[START OF Dataset records]
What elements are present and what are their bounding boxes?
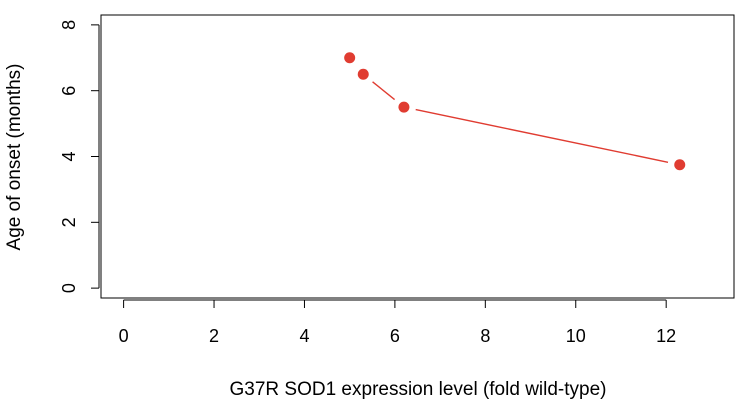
y-axis: 0 2 4 6 8 <box>59 20 100 293</box>
series-layer <box>344 52 686 171</box>
data-point <box>357 68 369 80</box>
x-tick-label: 4 <box>299 326 309 346</box>
data-point <box>398 101 410 113</box>
x-tick-label: 2 <box>209 326 219 346</box>
y-tick-label: 4 <box>59 151 79 161</box>
x-tick-label: 10 <box>566 326 586 346</box>
y-tick-label: 8 <box>59 20 79 30</box>
series-line-segment <box>415 108 669 163</box>
y-tick-label: 2 <box>59 217 79 227</box>
x-tick-label: 12 <box>656 326 676 346</box>
x-tick-label: 0 <box>119 326 129 346</box>
x-axis: 0 2 4 6 8 10 12 <box>119 299 676 346</box>
y-axis-label: Age of onset (months) <box>4 64 25 251</box>
data-point <box>344 52 356 64</box>
x-tick-label: 8 <box>480 326 490 346</box>
plot-area <box>100 14 735 299</box>
y-tick-label: 0 <box>59 283 79 293</box>
y-tick-label: 6 <box>59 86 79 96</box>
x-axis-label: G37R SOD1 expression level (fold wild-ty… <box>230 379 607 400</box>
data-point <box>674 159 686 171</box>
series-line-segment <box>372 81 396 101</box>
x-tick-label: 6 <box>390 326 400 346</box>
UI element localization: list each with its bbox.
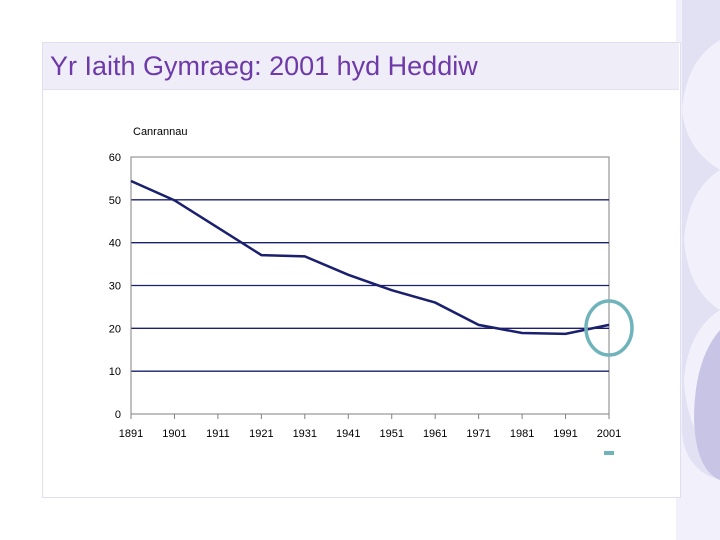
slide-title: Yr Iaith Gymraeg: 2001 hyd Heddiw (50, 51, 478, 81)
x-tick-label: 1921 (249, 428, 273, 440)
highlight-dash-mark (604, 451, 614, 455)
chart-series (130, 179, 610, 336)
x-tick-label: 1891 (119, 428, 143, 440)
x-tick-label: 1901 (162, 428, 186, 440)
y-tick-label: 30 (109, 281, 121, 293)
x-tick-label: 2001 (597, 428, 621, 440)
x-tick-label: 1951 (379, 428, 403, 440)
x-tick-label: 1941 (336, 428, 360, 440)
x-tick-label: 1961 (423, 428, 447, 440)
chart-grid (130, 156, 610, 415)
x-tick-label: 1931 (293, 428, 317, 440)
y-tick-label: 10 (109, 366, 121, 378)
y-tick-labels: 0 10 20 30 40 50 60 (109, 152, 121, 421)
y-axis-label: Canrannau (133, 126, 187, 138)
x-tick-labels: 1891 1901 1911 1921 1931 1941 1951 1961 1971 1981… (119, 414, 621, 440)
x-tick-label: 1991 (553, 428, 577, 440)
decorative-side-panel (676, 0, 720, 540)
title-bar (43, 43, 679, 90)
y-tick-label: 20 (109, 323, 121, 335)
slide-frame (42, 42, 681, 498)
x-tick-label: 1981 (510, 428, 534, 440)
x-tick-label: 1971 (466, 428, 490, 440)
highlight-circle (584, 299, 634, 357)
y-tick-label: 50 (109, 195, 121, 207)
series-line (130, 179, 610, 336)
y-tick-label: 60 (109, 152, 121, 164)
decorative-scallop-shapes (682, 0, 720, 480)
x-tick-label: 1911 (206, 428, 230, 440)
y-tick-label: 0 (115, 409, 121, 421)
y-tick-label: 40 (109, 238, 121, 250)
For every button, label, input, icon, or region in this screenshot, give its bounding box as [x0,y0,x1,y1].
[END OF Dataset records]
Count the lines in the items above that contain the string "bounding". Reply with the number alone.

Correct answer: 2